_Задания_
1: Ответьте на вопросы по фрагменту о полярном походе:
(a) Сколько мисок еды каждый съедал за свой полярный день?
(b) Какой месяц рассказчик называет месяцем, в котором он родился?
(c) Что, согласно фрагменту, непременно следует за этим месяцем?
2: Верните без изменений строки записей от строки с «data-label: 7.31 [633,541,654,553]» до строки с «category-label: Romania [74,528,114,539]» включительно.

_Фрагмент текста_
******************************

Вообще в марте, несмотря на тяжелые сани, мы были полны сил. Предельная усталость была только во время работы. Утром мы были относительно энергичны и готовы были дать нагрузкам адекватную реакцию. Аппетит был просто зверский, да и наши миски были не маленькие. В них дымилась ударная смесь из сублимированного мяса, каши, колбасы и сала, нарезанных мелкими кусочками, и кусок сливочного масла. Этой густой массы в каждой миске было около литра — дома такого количества трудносоединимых ингредиентов я никогда бы в рот не взял, а если говорить о количестве, то одного обеда хватило бы на пару дней. Каждый за свой полярный день съедал по три такие миски, и еще мешок перекусных высококалорийных продуктов: стограммовую шоколадку, халву, орехи, сухофрукты, конфеты, сыр, сахар. Правда, во второй половине марта я мог поедать содержимое своей большой миски не иначе как с закрытыми глазами — так вкусно мне было. Выработался удивительный для данной ситуации темп: будучи прожорливым от природы, ел я в этом походе очень медленно. Славка же, наоборот, очень шустро съедал свою порцию, в то время как у меня все еще было впереди. Я пробовал лечить его тибетской мудростью: что жевать нужно столько, чтобы твердое можно было пить, а жидкое жевать. Способный в жизни Славка ничего с собою поделать не мог.

Март подходил к концу, и впереди почувствовалось что-то родное, отчего нахлынули нежные чувства и захлюпал нос. Конечно, как мама всегда спешит ко мне, так идет сюда, спешит ко мне апрель, мой месяц! И сейчас здесь, в центре дикой, враждебной страны, куда я загнал себя, уже присутствовало нечто вполне конкретное, что было реальнее самих воспоминаний о доме, что было бесконечно родным и пришло из самого детства — АПРЕЛЬ, месяц в котором я родился. А после него непременное возвращение домой. И теперь он был впереди, уже очень близко, и спешил ко мне, чтобы быть со мной уже до самого конца этого пути. Я совсем расчувствовался, иду и машу лыжной палкой и кричу на всю Арктику: «Это мой месяц! Ко мне идет мой месяц!»

******************************

_Данные для обработки_

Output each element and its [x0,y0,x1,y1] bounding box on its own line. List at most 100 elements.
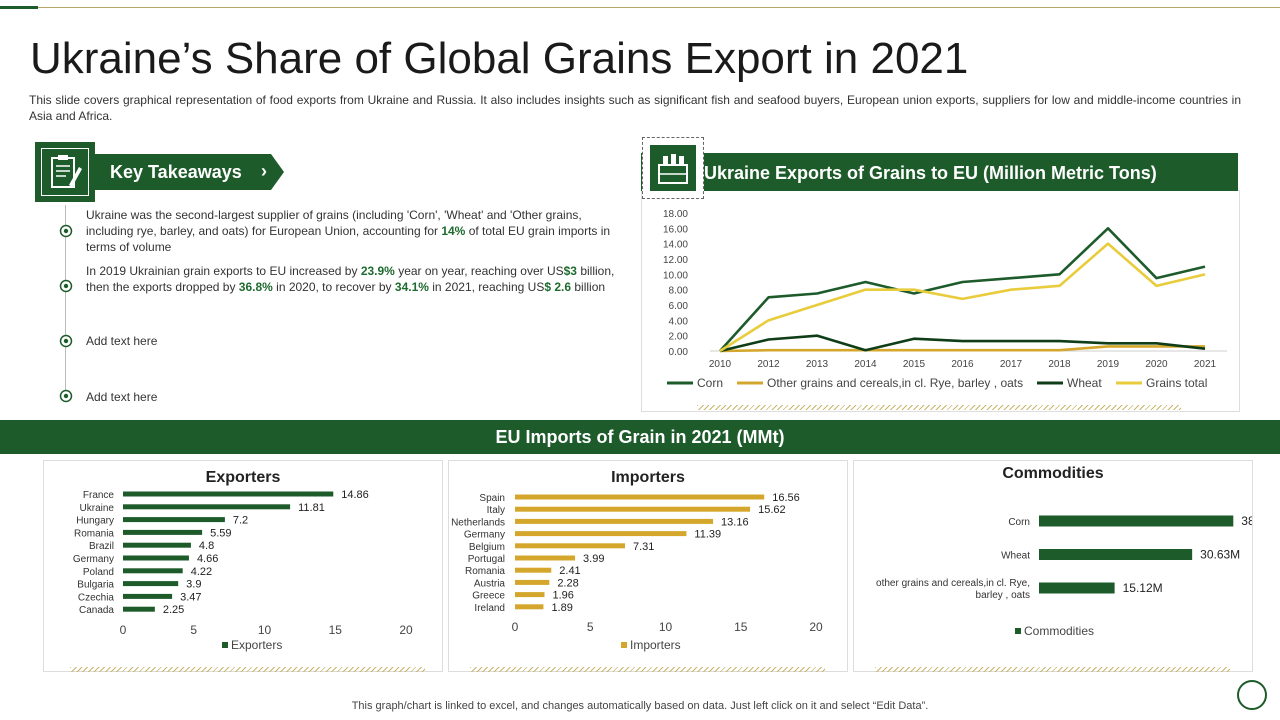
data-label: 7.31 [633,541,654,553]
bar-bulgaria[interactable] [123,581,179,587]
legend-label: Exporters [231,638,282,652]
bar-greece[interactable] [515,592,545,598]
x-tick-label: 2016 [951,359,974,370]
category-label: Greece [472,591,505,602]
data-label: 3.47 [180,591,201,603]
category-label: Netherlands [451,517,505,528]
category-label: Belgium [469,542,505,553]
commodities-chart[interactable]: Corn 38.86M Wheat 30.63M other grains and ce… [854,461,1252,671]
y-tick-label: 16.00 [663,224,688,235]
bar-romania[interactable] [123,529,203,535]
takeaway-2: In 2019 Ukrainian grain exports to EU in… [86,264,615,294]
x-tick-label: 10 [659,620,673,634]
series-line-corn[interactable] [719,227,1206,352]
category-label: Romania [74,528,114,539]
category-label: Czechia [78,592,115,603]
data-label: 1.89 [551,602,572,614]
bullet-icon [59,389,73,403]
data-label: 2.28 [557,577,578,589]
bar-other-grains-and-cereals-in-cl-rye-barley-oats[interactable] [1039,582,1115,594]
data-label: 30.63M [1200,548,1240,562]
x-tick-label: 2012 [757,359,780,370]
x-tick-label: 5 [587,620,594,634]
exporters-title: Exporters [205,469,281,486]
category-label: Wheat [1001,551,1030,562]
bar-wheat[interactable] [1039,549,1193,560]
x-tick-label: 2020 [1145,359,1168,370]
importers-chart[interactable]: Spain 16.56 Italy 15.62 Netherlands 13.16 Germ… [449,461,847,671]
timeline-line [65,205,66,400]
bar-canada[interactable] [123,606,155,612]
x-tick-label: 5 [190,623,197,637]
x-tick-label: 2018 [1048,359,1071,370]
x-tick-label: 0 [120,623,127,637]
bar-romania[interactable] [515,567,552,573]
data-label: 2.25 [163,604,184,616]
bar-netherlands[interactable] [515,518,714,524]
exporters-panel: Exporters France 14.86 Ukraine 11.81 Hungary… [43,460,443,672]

******************************

_Ответы к заданиям_
1:
(a) Три.
(b) Апрель.
(c) Возвращение домой.

2:
data-label: 7.31 [633,541,654,553]
bar-bulgaria[interactable] [123,581,179,587]
legend-label: Exporters [231,638,282,652]
bar-greece[interactable] [515,592,545,598]
x-tick-label: 2016 [951,359,974,370]
category-label: Greece [472,591,505,602]
data-label: 3.47 [180,591,201,603]
category-label: Netherlands [451,517,505,528]
category-label: Belgium [469,542,505,553]
commodities-chart[interactable]: Corn 38.86M Wheat 30.63M other grains and ce… [854,461,1252,671]
y-tick-label: 16.00 [663,224,688,235]
bar-romania[interactable] [123,529,203,535]
takeaway-2: In 2019 Ukrainian grain exports to EU in… [86,264,615,294]
x-tick-label: 10 [659,620,673,634]
series-line-corn[interactable] [719,227,1206,352]
category-label: Romania [74,528,114,539]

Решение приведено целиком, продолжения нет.